Records from a data collection
------------------------------------
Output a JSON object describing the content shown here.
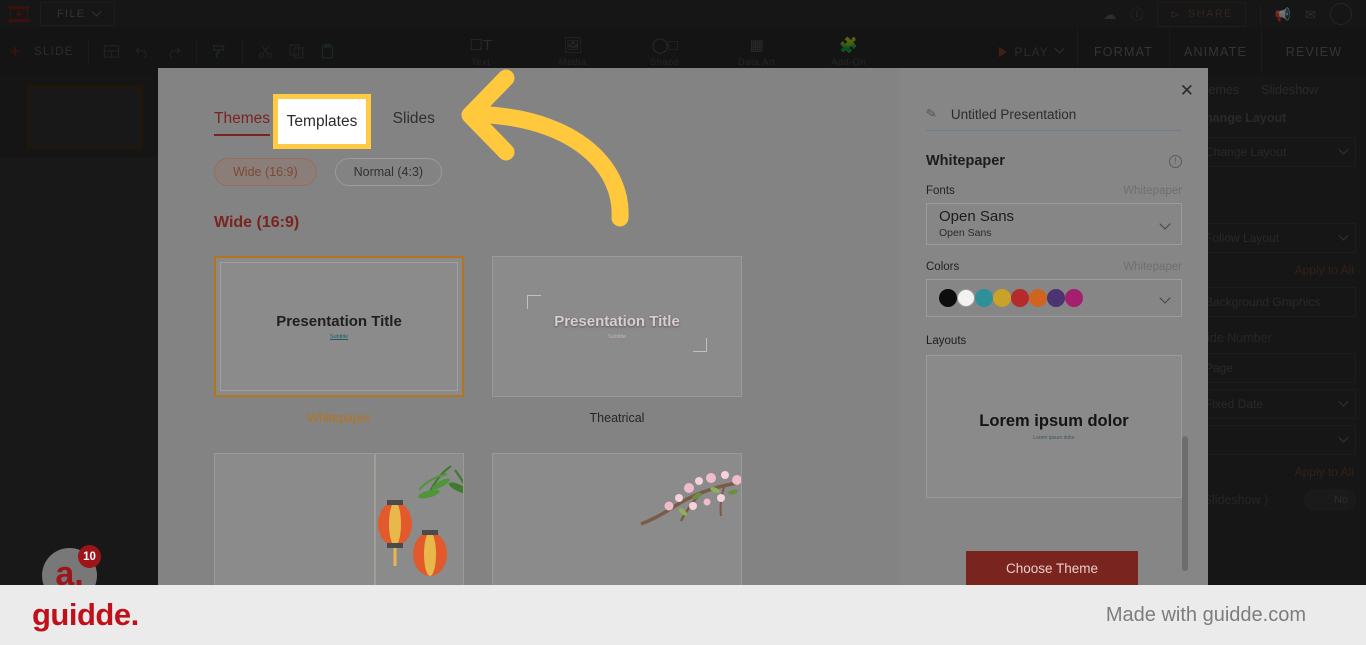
{
  "app": {
    "logo_icon": "presentation-play-icon",
    "file_menu": "FILE",
    "topbar_icons": [
      "cloud-check-icon",
      "info-icon"
    ],
    "share_label": "SHARE",
    "share_icon": "share-nodes-icon",
    "megaphone_icon": "megaphone-icon",
    "mail_icon": "mail-edit-icon",
    "avatar": "user-avatar"
  },
  "toolbar": {
    "add_slide": "SLIDE",
    "layout_icon": "layout-grid-icon",
    "undo_icon": "undo-icon",
    "redo_icon": "redo-icon",
    "paint_icon": "paint-roller-icon",
    "cut_icon": "scissors-icon",
    "copy_icon": "copy-icon",
    "paste_icon": "paste-icon",
    "insert_tools": [
      {
        "label": "Text",
        "icon": "text-box-icon"
      },
      {
        "label": "Media",
        "icon": "image-icon"
      },
      {
        "label": "Shape",
        "icon": "shapes-icon"
      },
      {
        "label": "Data Art",
        "icon": "chart-grid-icon"
      },
      {
        "label": "Add-On",
        "icon": "puzzle-piece-icon"
      }
    ],
    "play_label": "PLAY",
    "ribbon_tabs": [
      "FORMAT",
      "ANIMATE",
      "REVIEW"
    ]
  },
  "bg_right_panel": {
    "tabs": [
      "Themes",
      "Slideshow"
    ],
    "change_layout_heading": "Change Layout",
    "change_layout_select": "Change Layout",
    "follow_layout_select": "Follow Layout",
    "apply_to_all": "Apply to All",
    "background_graphics": "Background Graphics",
    "slide_number_label": "Slide Number",
    "page_field": "Page",
    "fixed_date_select": "Fixed Date",
    "empty_select": "",
    "apply_to_all_2": "Apply to All",
    "slideshow_label": "( Slideshow )",
    "toggle_value": "No"
  },
  "modal": {
    "close_icon": "close-x-icon",
    "tabs": [
      {
        "label": "Themes",
        "active": true
      },
      {
        "label": "Templates",
        "active": false,
        "highlighted": true
      },
      {
        "label": "Slides",
        "active": false
      }
    ],
    "ratio_chips": [
      {
        "label": "Wide (16:9)",
        "selected": true
      },
      {
        "label": "Normal (4:3)",
        "selected": false
      }
    ],
    "section_title": "Wide (16:9)",
    "cards": [
      {
        "name": "Whitepaper",
        "selected": true,
        "style": "whitepaper",
        "preview_title": "Presentation Title",
        "preview_subtitle": "Subtitle"
      },
      {
        "name": "Theatrical",
        "selected": false,
        "style": "theatrical",
        "preview_title": "Presentation Title",
        "preview_subtitle": "Subtitle"
      },
      {
        "name": "",
        "selected": false,
        "style": "lantern",
        "preview_title": "",
        "preview_subtitle": ""
      },
      {
        "name": "",
        "selected": false,
        "style": "blossom",
        "preview_title": "",
        "preview_subtitle": ""
      }
    ]
  },
  "sidebar": {
    "edit_icon": "pencil-icon",
    "presentation_name": "Untitled Presentation",
    "theme_name": "Whitepaper",
    "info_icon": "info-circle-icon",
    "fonts_label": "Fonts",
    "fonts_source": "Whitepaper",
    "font_primary": "Open Sans",
    "font_secondary": "Open Sans",
    "colors_label": "Colors",
    "colors_source": "Whitepaper",
    "palette": [
      "#0d0d0d",
      "#f2f2f2",
      "#2e9099",
      "#c9a227",
      "#b52a2a",
      "#cf6420",
      "#4c3470",
      "#a41f6e"
    ],
    "layouts_label": "Layouts",
    "layout_preview_title": "Lorem ipsum dolor",
    "layout_preview_subtitle": "Lorem ipsum dolor",
    "choose_theme_button": "Choose Theme"
  },
  "annotation": {
    "arrow": "curved-left-arrow",
    "arrow_color": "#FFC83D",
    "highlight_color": "#FFCB45"
  },
  "banner": {
    "logo_text": "guidde.",
    "made_with": "Made with guidde.com",
    "badge_letter": "a.",
    "badge_count": "10"
  }
}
------------------------------------
* [SET TASK]
Print all of the records shown above exactly, leaving out each picture.

* [TASK ANSWER]
Output a JSON object describing the content shown here.
{
  "app": {
    "logo_icon": "presentation-play-icon",
    "file_menu": "FILE",
    "topbar_icons": [
      "cloud-check-icon",
      "info-icon"
    ],
    "share_label": "SHARE",
    "share_icon": "share-nodes-icon",
    "megaphone_icon": "megaphone-icon",
    "mail_icon": "mail-edit-icon",
    "avatar": "user-avatar"
  },
  "toolbar": {
    "add_slide": "SLIDE",
    "layout_icon": "layout-grid-icon",
    "undo_icon": "undo-icon",
    "redo_icon": "redo-icon",
    "paint_icon": "paint-roller-icon",
    "cut_icon": "scissors-icon",
    "copy_icon": "copy-icon",
    "paste_icon": "paste-icon",
    "insert_tools": [
      {
        "label": "Text",
        "icon": "text-box-icon"
      },
      {
        "label": "Media",
        "icon": "image-icon"
      },
      {
        "label": "Shape",
        "icon": "shapes-icon"
      },
      {
        "label": "Data Art",
        "icon": "chart-grid-icon"
      },
      {
        "label": "Add-On",
        "icon": "puzzle-piece-icon"
      }
    ],
    "play_label": "PLAY",
    "ribbon_tabs": [
      "FORMAT",
      "ANIMATE",
      "REVIEW"
    ]
  },
  "bg_right_panel": {
    "tabs": [
      "Themes",
      "Slideshow"
    ],
    "change_layout_heading": "Change Layout",
    "change_layout_select": "Change Layout",
    "follow_layout_select": "Follow Layout",
    "apply_to_all": "Apply to All",
    "background_graphics": "Background Graphics",
    "slide_number_label": "Slide Number",
    "page_field": "Page",
    "fixed_date_select": "Fixed Date",
    "empty_select": "",
    "apply_to_all_2": "Apply to All",
    "slideshow_label": "( Slideshow )",
    "toggle_value": "No"
  },
  "modal": {
    "close_icon": "close-x-icon",
    "tabs": [
      {
        "label": "Themes",
        "active": true
      },
      {
        "label": "Templates",
        "active": false,
        "highlighted": true
      },
      {
        "label": "Slides",
        "active": false
      }
    ],
    "ratio_chips": [
      {
        "label": "Wide (16:9)",
        "selected": true
      },
      {
        "label": "Normal (4:3)",
        "selected": false
      }
    ],
    "section_title": "Wide (16:9)",
    "cards": [
      {
        "name": "Whitepaper",
        "selected": true,
        "style": "whitepaper",
        "preview_title": "Presentation Title",
        "preview_subtitle": "Subtitle"
      },
      {
        "name": "Theatrical",
        "selected": false,
        "style": "theatrical",
        "preview_title": "Presentation Title",
        "preview_subtitle": "Subtitle"
      },
      {
        "name": "",
        "selected": false,
        "style": "lantern",
        "preview_title": "",
        "preview_subtitle": ""
      },
      {
        "name": "",
        "selected": false,
        "style": "blossom",
        "preview_title": "",
        "preview_subtitle": ""
      }
    ]
  },
  "sidebar": {
    "edit_icon": "pencil-icon",
    "presentation_name": "Untitled Presentation",
    "theme_name": "Whitepaper",
    "info_icon": "info-circle-icon",
    "fonts_label": "Fonts",
    "fonts_source": "Whitepaper",
    "font_primary": "Open Sans",
    "font_secondary": "Open Sans",
    "colors_label": "Colors",
    "colors_source": "Whitepaper",
    "palette": [
      "#0d0d0d",
      "#f2f2f2",
      "#2e9099",
      "#c9a227",
      "#b52a2a",
      "#cf6420",
      "#4c3470",
      "#a41f6e"
    ],
    "layouts_label": "Layouts",
    "layout_preview_title": "Lorem ipsum dolor",
    "layout_preview_subtitle": "Lorem ipsum dolor",
    "choose_theme_button": "Choose Theme"
  },
  "annotation": {
    "arrow": "curved-left-arrow",
    "arrow_color": "#FFC83D",
    "highlight_color": "#FFCB45"
  },
  "banner": {
    "logo_text": "guidde.",
    "made_with": "Made with guidde.com",
    "badge_letter": "a.",
    "badge_count": "10"
  }
}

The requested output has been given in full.